Selection >>
▽

What makes a foundation better than another? On the shelf, it can be really hard to discern the difference, what with every brand trying to market themselves as the best.
A lot of cosmetic products appear interesting and appealing, but that doesn’t mean all of them are as efficient and safe as you might think. Many products contain ingredients you may want to avoid, like those that can be sensitising and irritating, or ingredients that can even be harmful to you.
To combat this, we strongly encourage everyone to get to know and understand your cosmetic labels. We know, all the ingredients and scientific jargon are a little scary, but it’s better to know what is actually going on and in our bodies!
We’ve helped you break down the important things you need to look out for in ingredient labels, in the simplest possible way.
1. Don’t put too much trust in fancy claims
There are no FDA regulations that govern the use of terms like “hypoallergenic” and “non-comedogenic” on cosmetic products. A company could be using them on their marketing campaigns whether they’ve actually done extensive testing or not.
If you have sensitive skin, avoid products with fragrances or allergens like propylene glycol. You should be going for skincare and makeup products that have the simplest and shortest ingredient labels. This may mean getting preservative-free products, which necessarily shorten its lifespan, but better than damaging your skin, right?
Prone to breakouts? Be wary of “oil-free” claims — an oil-free product can still be pore-clogging, or comedogenic. Unfortunately, there’s no other way except to find what works for your skin except by trial and error.
Remember, the claim that something is “dermatologist tested” doesn’t equate to the product being “dermatologist endorsed”.

△

Stated exercise 1 >> In the records, switch "Lag (pixels)" to "Lag in pixels" in the lines from the one with "Give me the" to the one with "apstar-ccf-y-axis-label: Normalized CCF". Keep everything else in those lines unchanged, and give only those lines.

Records supplied >>
▽

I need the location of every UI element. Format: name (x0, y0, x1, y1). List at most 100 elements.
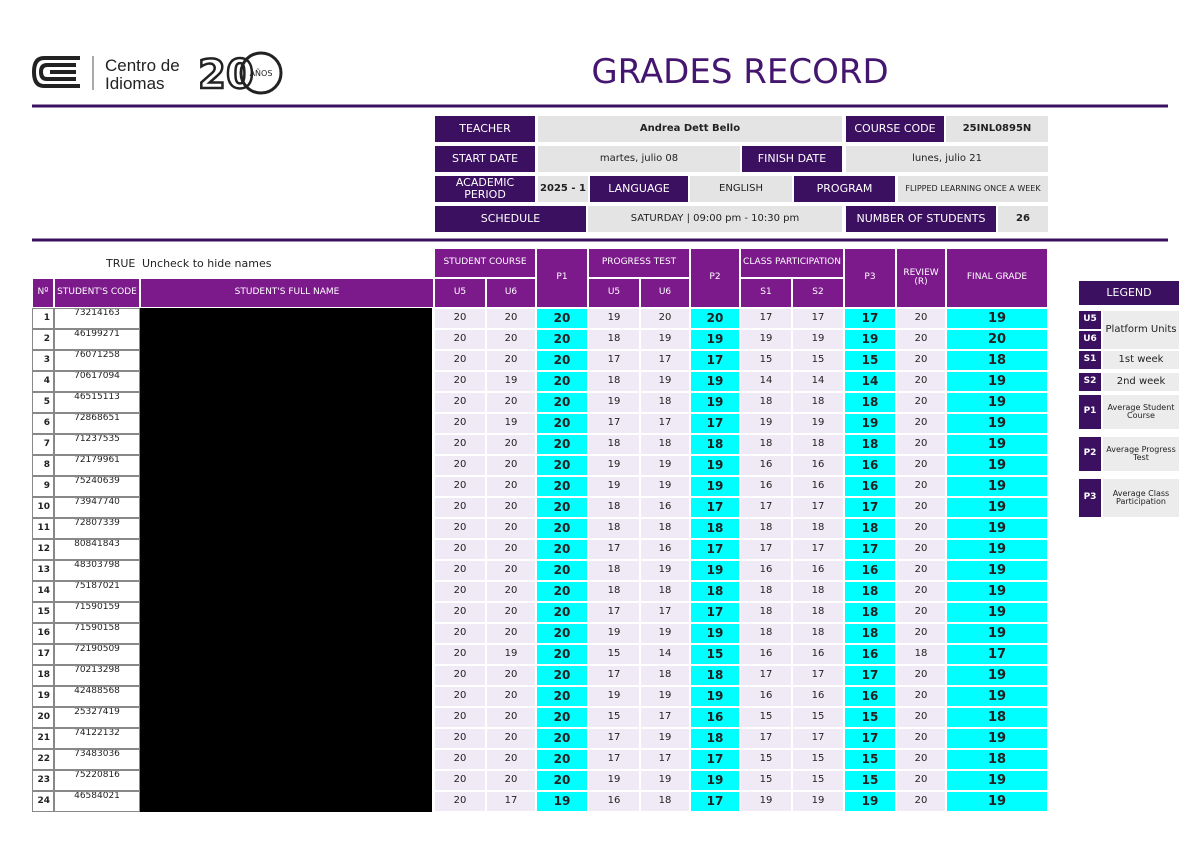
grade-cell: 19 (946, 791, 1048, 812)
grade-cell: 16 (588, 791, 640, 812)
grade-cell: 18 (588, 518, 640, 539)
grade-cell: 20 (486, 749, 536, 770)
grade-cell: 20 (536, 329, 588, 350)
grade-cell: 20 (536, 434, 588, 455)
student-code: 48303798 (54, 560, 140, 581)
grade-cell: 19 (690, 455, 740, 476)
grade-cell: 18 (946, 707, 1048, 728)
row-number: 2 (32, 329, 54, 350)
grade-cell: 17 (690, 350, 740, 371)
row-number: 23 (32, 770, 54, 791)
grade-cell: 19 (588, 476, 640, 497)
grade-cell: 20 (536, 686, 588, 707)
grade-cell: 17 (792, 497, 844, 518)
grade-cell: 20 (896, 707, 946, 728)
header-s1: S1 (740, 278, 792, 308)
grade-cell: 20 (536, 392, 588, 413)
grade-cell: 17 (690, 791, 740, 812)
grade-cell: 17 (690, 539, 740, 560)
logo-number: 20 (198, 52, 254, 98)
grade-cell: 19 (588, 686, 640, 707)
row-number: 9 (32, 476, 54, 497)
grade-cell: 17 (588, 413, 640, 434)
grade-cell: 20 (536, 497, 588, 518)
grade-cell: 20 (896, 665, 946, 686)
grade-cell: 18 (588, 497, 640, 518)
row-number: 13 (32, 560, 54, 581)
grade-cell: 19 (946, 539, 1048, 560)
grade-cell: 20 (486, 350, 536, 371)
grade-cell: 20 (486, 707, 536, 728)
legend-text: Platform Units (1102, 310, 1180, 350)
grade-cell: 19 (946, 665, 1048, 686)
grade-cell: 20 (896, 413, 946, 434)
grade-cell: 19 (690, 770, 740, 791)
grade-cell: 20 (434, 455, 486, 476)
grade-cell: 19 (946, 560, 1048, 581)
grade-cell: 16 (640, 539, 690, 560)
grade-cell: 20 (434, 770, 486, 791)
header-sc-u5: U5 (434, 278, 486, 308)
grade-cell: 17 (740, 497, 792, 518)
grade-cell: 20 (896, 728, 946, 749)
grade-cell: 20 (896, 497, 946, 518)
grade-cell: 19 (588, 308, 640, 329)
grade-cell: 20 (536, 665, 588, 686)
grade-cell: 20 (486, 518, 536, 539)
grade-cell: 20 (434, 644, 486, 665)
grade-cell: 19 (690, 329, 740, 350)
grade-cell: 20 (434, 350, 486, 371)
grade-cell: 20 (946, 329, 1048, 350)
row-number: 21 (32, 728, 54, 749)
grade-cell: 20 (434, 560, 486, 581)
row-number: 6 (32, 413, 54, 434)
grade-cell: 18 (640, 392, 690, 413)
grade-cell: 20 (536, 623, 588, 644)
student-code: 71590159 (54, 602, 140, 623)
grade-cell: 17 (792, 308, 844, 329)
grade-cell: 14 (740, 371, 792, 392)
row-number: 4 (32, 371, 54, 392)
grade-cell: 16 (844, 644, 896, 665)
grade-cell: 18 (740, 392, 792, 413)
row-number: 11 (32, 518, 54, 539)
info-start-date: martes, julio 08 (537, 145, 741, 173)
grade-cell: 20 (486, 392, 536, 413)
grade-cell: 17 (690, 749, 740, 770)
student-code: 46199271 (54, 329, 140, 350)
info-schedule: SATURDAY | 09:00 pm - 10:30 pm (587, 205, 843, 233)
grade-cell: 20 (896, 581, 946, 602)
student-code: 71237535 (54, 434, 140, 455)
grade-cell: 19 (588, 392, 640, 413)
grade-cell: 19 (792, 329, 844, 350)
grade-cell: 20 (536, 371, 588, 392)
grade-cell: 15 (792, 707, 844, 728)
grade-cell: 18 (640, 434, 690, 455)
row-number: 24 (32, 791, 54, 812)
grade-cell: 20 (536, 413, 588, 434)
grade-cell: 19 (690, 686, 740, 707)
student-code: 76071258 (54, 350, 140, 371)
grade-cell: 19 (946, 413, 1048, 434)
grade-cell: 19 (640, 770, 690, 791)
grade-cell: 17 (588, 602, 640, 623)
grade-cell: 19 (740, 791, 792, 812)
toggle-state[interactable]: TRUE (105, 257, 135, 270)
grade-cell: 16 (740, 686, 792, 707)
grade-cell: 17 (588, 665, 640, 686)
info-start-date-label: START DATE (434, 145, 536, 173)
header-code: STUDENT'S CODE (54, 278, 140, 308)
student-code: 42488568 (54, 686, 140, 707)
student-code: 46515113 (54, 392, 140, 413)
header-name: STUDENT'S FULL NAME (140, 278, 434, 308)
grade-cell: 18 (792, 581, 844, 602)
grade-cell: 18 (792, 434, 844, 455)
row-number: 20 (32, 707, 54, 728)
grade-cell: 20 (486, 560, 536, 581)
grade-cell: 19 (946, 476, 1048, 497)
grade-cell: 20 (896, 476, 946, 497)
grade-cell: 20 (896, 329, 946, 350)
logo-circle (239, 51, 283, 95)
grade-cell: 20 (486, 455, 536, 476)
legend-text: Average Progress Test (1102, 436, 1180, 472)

△
▽

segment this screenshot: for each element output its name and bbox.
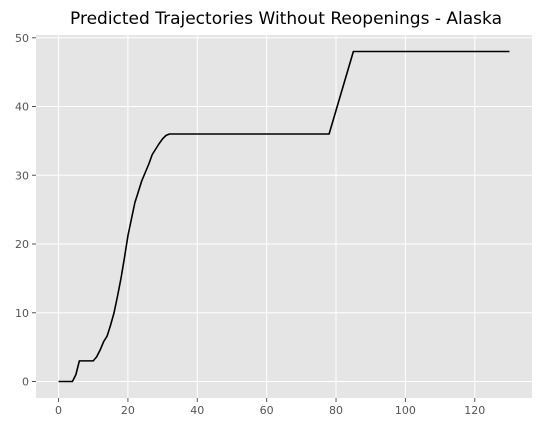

△
▽

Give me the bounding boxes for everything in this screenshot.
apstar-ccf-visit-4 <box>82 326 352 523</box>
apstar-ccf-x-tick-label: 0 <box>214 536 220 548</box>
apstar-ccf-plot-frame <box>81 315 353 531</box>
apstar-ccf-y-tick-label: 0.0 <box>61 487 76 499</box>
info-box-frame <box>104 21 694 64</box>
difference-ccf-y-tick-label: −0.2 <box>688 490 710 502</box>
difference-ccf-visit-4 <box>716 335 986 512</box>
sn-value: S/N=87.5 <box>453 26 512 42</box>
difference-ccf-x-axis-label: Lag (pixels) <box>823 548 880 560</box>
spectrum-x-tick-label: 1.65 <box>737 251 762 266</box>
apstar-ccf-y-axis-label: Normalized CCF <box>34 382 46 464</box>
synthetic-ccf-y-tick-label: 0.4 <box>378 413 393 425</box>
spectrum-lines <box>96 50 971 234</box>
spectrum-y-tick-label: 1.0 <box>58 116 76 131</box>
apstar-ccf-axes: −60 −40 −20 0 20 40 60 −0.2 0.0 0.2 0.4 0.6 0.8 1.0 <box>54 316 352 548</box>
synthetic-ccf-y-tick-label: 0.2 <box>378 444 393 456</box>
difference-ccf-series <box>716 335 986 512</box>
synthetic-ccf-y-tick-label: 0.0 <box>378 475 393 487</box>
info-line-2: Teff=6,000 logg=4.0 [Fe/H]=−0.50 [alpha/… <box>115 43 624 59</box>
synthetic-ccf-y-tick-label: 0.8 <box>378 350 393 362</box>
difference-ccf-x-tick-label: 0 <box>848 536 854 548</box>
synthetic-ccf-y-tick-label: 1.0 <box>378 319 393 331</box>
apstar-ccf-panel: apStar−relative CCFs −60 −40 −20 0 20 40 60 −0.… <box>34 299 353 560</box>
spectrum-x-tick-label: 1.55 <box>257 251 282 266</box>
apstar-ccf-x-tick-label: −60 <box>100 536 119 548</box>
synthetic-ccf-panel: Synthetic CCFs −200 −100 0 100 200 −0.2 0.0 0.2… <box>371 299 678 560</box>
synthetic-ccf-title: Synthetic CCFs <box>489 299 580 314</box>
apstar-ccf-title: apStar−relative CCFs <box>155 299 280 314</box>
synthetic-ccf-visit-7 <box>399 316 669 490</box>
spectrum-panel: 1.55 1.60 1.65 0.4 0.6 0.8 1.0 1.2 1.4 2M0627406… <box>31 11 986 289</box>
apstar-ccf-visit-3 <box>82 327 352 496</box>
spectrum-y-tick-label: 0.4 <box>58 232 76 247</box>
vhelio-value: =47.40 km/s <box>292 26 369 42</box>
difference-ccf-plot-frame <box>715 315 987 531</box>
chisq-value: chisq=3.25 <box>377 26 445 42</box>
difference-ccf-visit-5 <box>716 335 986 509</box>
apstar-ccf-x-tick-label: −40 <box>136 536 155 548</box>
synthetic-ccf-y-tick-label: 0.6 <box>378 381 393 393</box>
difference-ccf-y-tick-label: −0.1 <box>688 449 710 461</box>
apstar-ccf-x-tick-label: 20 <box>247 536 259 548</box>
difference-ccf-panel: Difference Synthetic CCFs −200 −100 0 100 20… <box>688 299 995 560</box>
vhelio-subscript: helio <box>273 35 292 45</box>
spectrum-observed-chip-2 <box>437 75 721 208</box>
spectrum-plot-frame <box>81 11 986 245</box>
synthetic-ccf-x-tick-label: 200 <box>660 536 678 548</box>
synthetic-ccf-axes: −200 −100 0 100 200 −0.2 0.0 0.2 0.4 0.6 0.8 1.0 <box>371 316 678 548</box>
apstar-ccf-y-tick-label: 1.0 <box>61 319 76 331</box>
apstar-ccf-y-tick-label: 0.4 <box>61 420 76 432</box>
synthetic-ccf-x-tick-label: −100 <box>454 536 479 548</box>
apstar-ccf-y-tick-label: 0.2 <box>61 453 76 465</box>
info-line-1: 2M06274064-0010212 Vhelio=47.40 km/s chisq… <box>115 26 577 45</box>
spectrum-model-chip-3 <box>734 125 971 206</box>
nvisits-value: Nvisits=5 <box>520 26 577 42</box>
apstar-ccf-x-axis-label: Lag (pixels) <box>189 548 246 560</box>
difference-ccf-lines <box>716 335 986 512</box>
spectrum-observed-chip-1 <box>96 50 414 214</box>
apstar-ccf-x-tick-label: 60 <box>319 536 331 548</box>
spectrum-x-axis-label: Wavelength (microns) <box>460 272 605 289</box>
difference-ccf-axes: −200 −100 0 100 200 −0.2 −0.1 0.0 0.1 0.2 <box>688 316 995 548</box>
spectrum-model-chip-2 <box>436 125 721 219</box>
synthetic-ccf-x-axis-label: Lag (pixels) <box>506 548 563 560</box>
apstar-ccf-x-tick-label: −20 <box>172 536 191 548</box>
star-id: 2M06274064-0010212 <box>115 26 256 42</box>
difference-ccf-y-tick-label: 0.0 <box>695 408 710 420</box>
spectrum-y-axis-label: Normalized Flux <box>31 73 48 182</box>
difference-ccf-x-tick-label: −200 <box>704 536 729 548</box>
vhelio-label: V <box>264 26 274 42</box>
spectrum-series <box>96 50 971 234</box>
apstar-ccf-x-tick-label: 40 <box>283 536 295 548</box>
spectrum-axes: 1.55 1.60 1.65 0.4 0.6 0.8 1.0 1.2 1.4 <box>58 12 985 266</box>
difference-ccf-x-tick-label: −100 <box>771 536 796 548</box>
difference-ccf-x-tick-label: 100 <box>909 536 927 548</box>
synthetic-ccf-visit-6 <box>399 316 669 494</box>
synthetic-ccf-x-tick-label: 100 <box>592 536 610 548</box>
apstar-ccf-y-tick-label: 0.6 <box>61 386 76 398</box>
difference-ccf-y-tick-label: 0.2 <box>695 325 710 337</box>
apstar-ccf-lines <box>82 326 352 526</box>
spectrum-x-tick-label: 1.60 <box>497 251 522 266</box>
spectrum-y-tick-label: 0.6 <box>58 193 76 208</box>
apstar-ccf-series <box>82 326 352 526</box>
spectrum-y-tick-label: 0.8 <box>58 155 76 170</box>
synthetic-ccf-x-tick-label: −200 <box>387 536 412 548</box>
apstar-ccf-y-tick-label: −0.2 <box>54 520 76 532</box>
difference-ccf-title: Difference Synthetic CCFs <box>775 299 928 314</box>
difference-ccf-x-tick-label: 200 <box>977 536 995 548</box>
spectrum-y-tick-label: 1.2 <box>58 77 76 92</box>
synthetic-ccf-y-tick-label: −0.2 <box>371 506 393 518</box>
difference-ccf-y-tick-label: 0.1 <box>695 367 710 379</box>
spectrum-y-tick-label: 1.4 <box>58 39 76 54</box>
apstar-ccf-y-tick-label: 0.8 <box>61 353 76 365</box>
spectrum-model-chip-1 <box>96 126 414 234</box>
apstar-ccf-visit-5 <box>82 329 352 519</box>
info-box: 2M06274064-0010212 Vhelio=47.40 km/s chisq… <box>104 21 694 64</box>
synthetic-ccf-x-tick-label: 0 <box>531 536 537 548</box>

△

Stated exercise 2 >> According to the text on cosmetic labels, what can an oil-free product still be?

Solution 1 >>
Give me the bounding boxes for everything in this screenshot.
apstar-ccf-visit-4 <box>82 326 352 523</box>
apstar-ccf-x-tick-label: 0 <box>214 536 220 548</box>
apstar-ccf-plot-frame <box>81 315 353 531</box>
apstar-ccf-y-tick-label: 0.0 <box>61 487 76 499</box>
info-box-frame <box>104 21 694 64</box>
difference-ccf-y-tick-label: −0.2 <box>688 490 710 502</box>
difference-ccf-visit-4 <box>716 335 986 512</box>
sn-value: S/N=87.5 <box>453 26 512 42</box>
difference-ccf-x-axis-label: Lag in pixels <box>823 548 880 560</box>
spectrum-x-tick-label: 1.65 <box>737 251 762 266</box>
apstar-ccf-y-axis-label: Normalized CCF <box>34 382 46 464</box>

Solution 2 >> Pore-clogging, or comedogenic.